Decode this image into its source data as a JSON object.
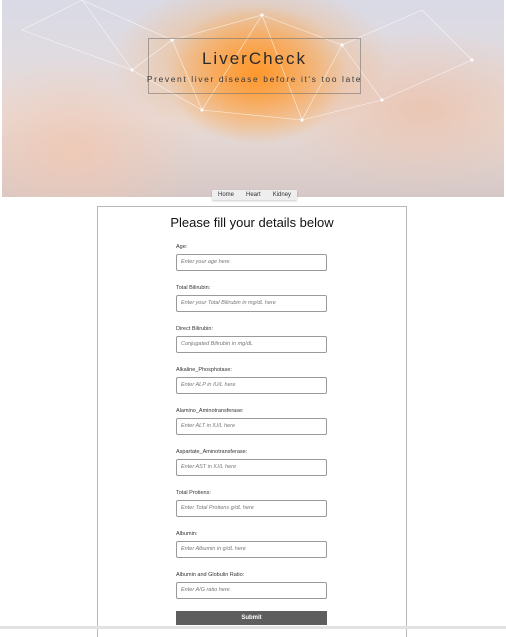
{
  "hero": {
    "title": "LiverCheck",
    "subtitle": "Prevent liver disease before it's too late"
  },
  "nav": {
    "items": [
      "Home",
      "Heart",
      "Kidney"
    ]
  },
  "form": {
    "heading": "Please fill your details below",
    "fields": [
      {
        "label": "Age:",
        "placeholder": "Enter your age here"
      },
      {
        "label": "Total Bilirubin:",
        "placeholder": "Enter your Total Bilirubin in mg/dL here"
      },
      {
        "label": "Direct Bilirubin:",
        "placeholder": "Conjugated Bilirubin in mg/dL"
      },
      {
        "label": "Alkaline_Phosphotase:",
        "placeholder": "Enter ALP in IU/L here"
      },
      {
        "label": "Alamino_Aminotransferase:",
        "placeholder": "Enter ALT in IU/L here"
      },
      {
        "label": "Aspartate_Aminotransferase:",
        "placeholder": "Enter AST in IU/L here"
      },
      {
        "label": "Total Protiens:",
        "placeholder": "Enter Total Protiens g/dL here"
      },
      {
        "label": "Albumin:",
        "placeholder": "Enter Albumin in g/dL here"
      },
      {
        "label": "Albumin and Globulin Ratio:",
        "placeholder": "Enter A/G ratio here"
      }
    ],
    "submit_label": "Submit"
  }
}
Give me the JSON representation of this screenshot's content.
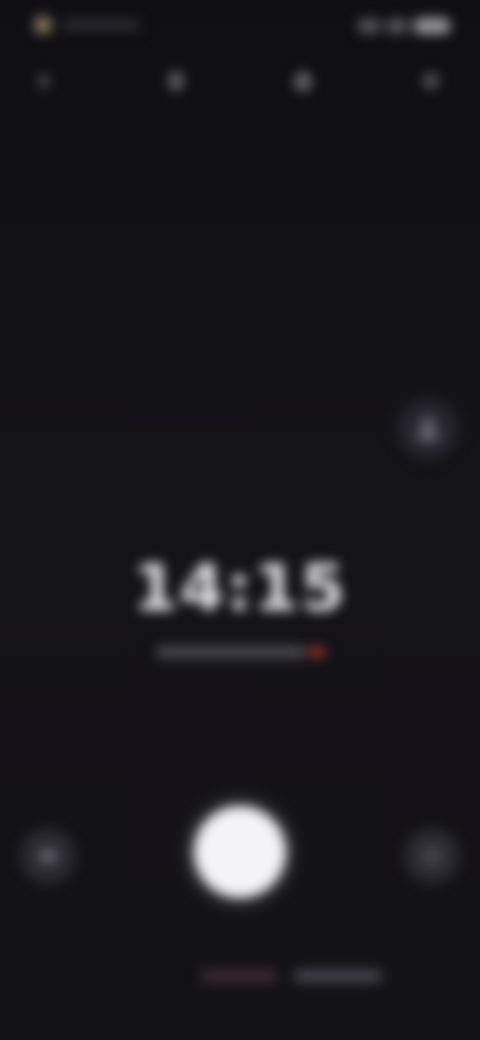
{
  "status_bar": {
    "left_icon": "location-dot-icon",
    "right_icons": [
      "signal-icon",
      "wifi-icon",
      "battery-icon"
    ]
  },
  "top_controls": [
    {
      "name": "flash-toggle",
      "icon": "flash-icon"
    },
    {
      "name": "aspect-ratio",
      "icon": "aspect-icon"
    },
    {
      "name": "timer-setting",
      "icon": "timer-icon"
    },
    {
      "name": "settings",
      "icon": "gear-icon"
    }
  ],
  "timer": {
    "value": "14:15"
  },
  "side_button": {
    "icon": "person-icon"
  },
  "bottom": {
    "left_icon": "gallery-icon",
    "right_icon": "switch-camera-icon"
  },
  "modes": [],
  "colors": {
    "background": "#121116",
    "accent_red": "#c0392b",
    "shutter": "#f4f4f6"
  }
}
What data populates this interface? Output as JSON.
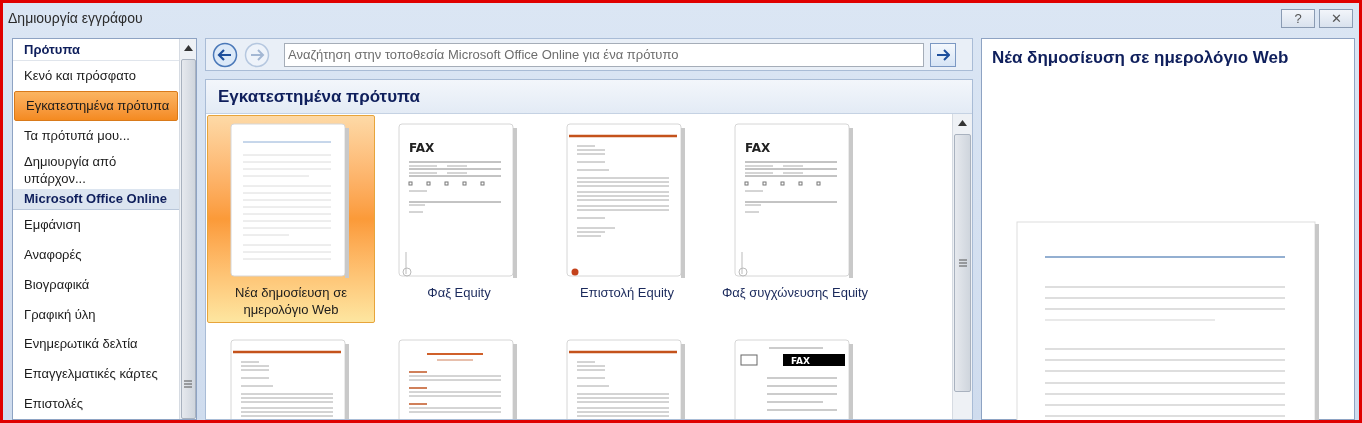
{
  "window": {
    "title": "Δημιουργία εγγράφου",
    "buttons": [
      "?",
      "✕"
    ]
  },
  "sidebar": {
    "items": [
      {
        "kind": "header",
        "label": "Πρότυπα"
      },
      {
        "kind": "item",
        "label": "Κενό και πρόσφατο",
        "selected": false
      },
      {
        "kind": "item",
        "label": "Εγκατεστημένα πρότυπα",
        "selected": true
      },
      {
        "kind": "item",
        "label": "Τα πρότυπά μου...",
        "selected": false
      },
      {
        "kind": "item",
        "label": "Δημιουργία από υπάρχον...",
        "selected": false
      },
      {
        "kind": "header",
        "label": "Microsoft Office Online"
      },
      {
        "kind": "item",
        "label": "Εμφάνιση",
        "selected": false
      },
      {
        "kind": "item",
        "label": "Αναφορές",
        "selected": false
      },
      {
        "kind": "item",
        "label": "Βιογραφικά",
        "selected": false
      },
      {
        "kind": "item",
        "label": "Γραφική ύλη",
        "selected": false
      },
      {
        "kind": "item",
        "label": "Ενημερωτικά δελτία",
        "selected": false
      },
      {
        "kind": "item",
        "label": "Επαγγελματικές κάρτες",
        "selected": false
      },
      {
        "kind": "item",
        "label": "Επιστολές",
        "selected": false
      }
    ]
  },
  "search": {
    "placeholder": "Αναζήτηση στην τοποθεσία Microsoft Office Online για ένα πρότυπο",
    "forward_disabled": true
  },
  "gallery": {
    "title": "Εγκατεστημένα πρότυπα",
    "items": [
      {
        "kind": "blank",
        "label": "Νέα δημοσίευση σε ημερολόγιο Web",
        "selected": true
      },
      {
        "kind": "fax",
        "heading": "FAX",
        "label": "Φαξ Equity",
        "selected": false
      },
      {
        "kind": "letter",
        "label": "Επιστολή Equity",
        "selected": false
      },
      {
        "kind": "fax",
        "heading": "FAX",
        "label": "Φαξ συγχώνευσης Equity",
        "selected": false
      },
      {
        "kind": "letter",
        "selected": false
      },
      {
        "kind": "report",
        "selected": false
      },
      {
        "kind": "letter",
        "selected": false
      },
      {
        "kind": "faxblack",
        "heading": "FAX",
        "selected": false
      }
    ]
  },
  "preview": {
    "title": "Νέα δημοσίευση σε ημερολόγιο Web"
  }
}
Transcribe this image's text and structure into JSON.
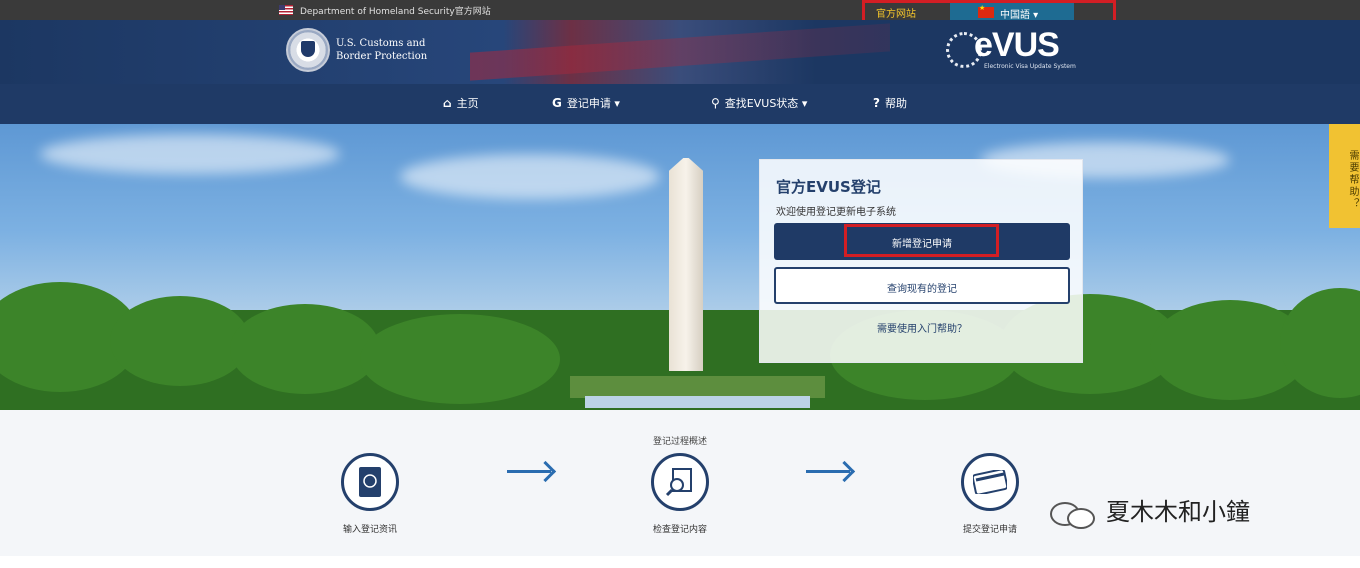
{
  "topbar": {
    "dhs_text": "Department of Homeland Security官方网站",
    "official_text": "官方网站",
    "language": "中国語"
  },
  "header": {
    "agency_line1": "U.S. Customs and",
    "agency_line2": "Border Protection",
    "brand": "eVUS",
    "brand_sub": "Electronic Visa Update System"
  },
  "nav": {
    "home": "主页",
    "enroll": "登记申请",
    "check_status": "查找EVUS状态",
    "help": "帮助"
  },
  "side_tab": "需要帮助？",
  "panel": {
    "title": "官方EVUS登记",
    "welcome": "欢迎使用登记更新电子系统",
    "new_button": "新增登记申请",
    "existing_button": "查询现有的登记",
    "help_link": "需要使用入门帮助？"
  },
  "steps": {
    "heading": "登记过程概述",
    "items": [
      {
        "label": "输入登记资讯"
      },
      {
        "label": "检查登记内容"
      },
      {
        "label": "提交登记申请"
      }
    ]
  },
  "watermark": "夏木木和小鐘",
  "colors": {
    "navy": "#1f3a66",
    "highlight_red": "#d31e24",
    "arrow_blue": "#2a6cb0",
    "help_tab_yellow": "#f1c232"
  }
}
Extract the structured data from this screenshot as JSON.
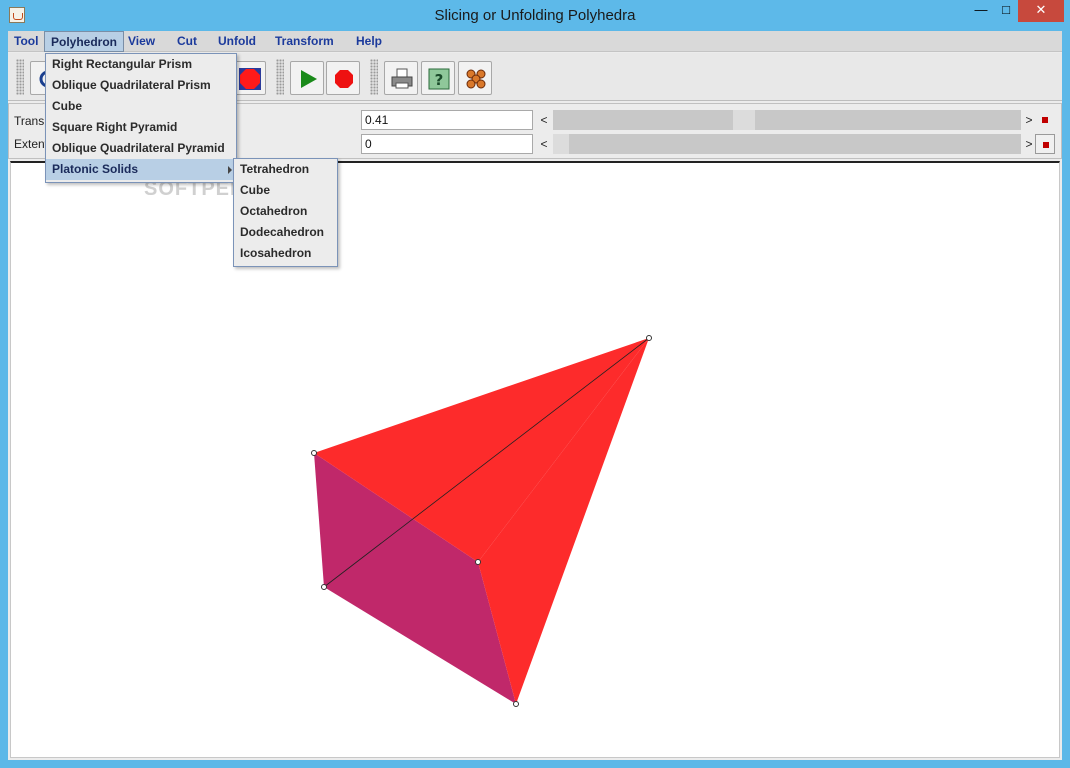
{
  "window": {
    "title": "Slicing or Unfolding Polyhedra",
    "minimize": "—",
    "maximize": "□",
    "close": "✕"
  },
  "menubar": [
    "Tool",
    "Polyhedron",
    "View",
    "Cut",
    "Unfold",
    "Transform",
    "Help"
  ],
  "polyhedron_menu": {
    "items": [
      "Right Rectangular Prism",
      "Oblique Quadrilateral Prism",
      "Cube",
      "Square Right Pyramid",
      "Oblique Quadrilateral Pyramid",
      "Platonic Solids"
    ],
    "highlighted": "Platonic Solids"
  },
  "platonic_submenu": [
    "Tetrahedron",
    "Cube",
    "Octahedron",
    "Dodecahedron",
    "Icosahedron"
  ],
  "toolbar": {
    "icons": [
      "rotate-icon",
      "octagon-icon",
      "play-icon",
      "stop-icon",
      "print-icon",
      "help-icon",
      "molecule-icon"
    ]
  },
  "params": {
    "transparency": {
      "label": "Trans",
      "value": "0.41",
      "left_arrow": "<",
      "right_arrow": ">"
    },
    "extent": {
      "label": "Extent",
      "value": "0",
      "left_arrow": "<",
      "right_arrow": ">"
    }
  },
  "watermark": "SOFTPEDIA",
  "colors": {
    "face_front": "#fd2b2b",
    "face_side": "#c0286a",
    "accent_menu": "#b8cfe5",
    "menu_text": "#1b3a9c"
  }
}
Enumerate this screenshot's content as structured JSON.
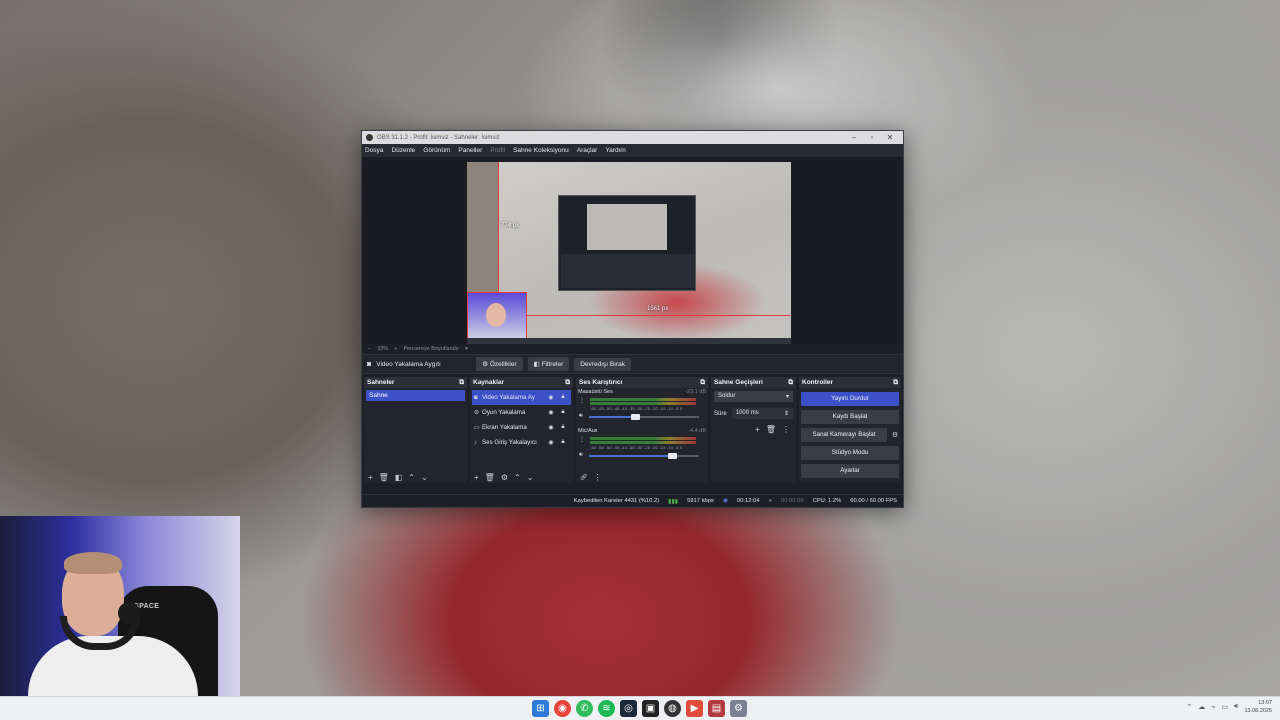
■ ■ ■ ■
→ **Given instruction**: Report all lines of the data that include the word "Δημιουργία".

→ **Final result**:
    "title": "Δημιουργία εγγράφου",
        "label": "Δημιουργία από υπάρχον...",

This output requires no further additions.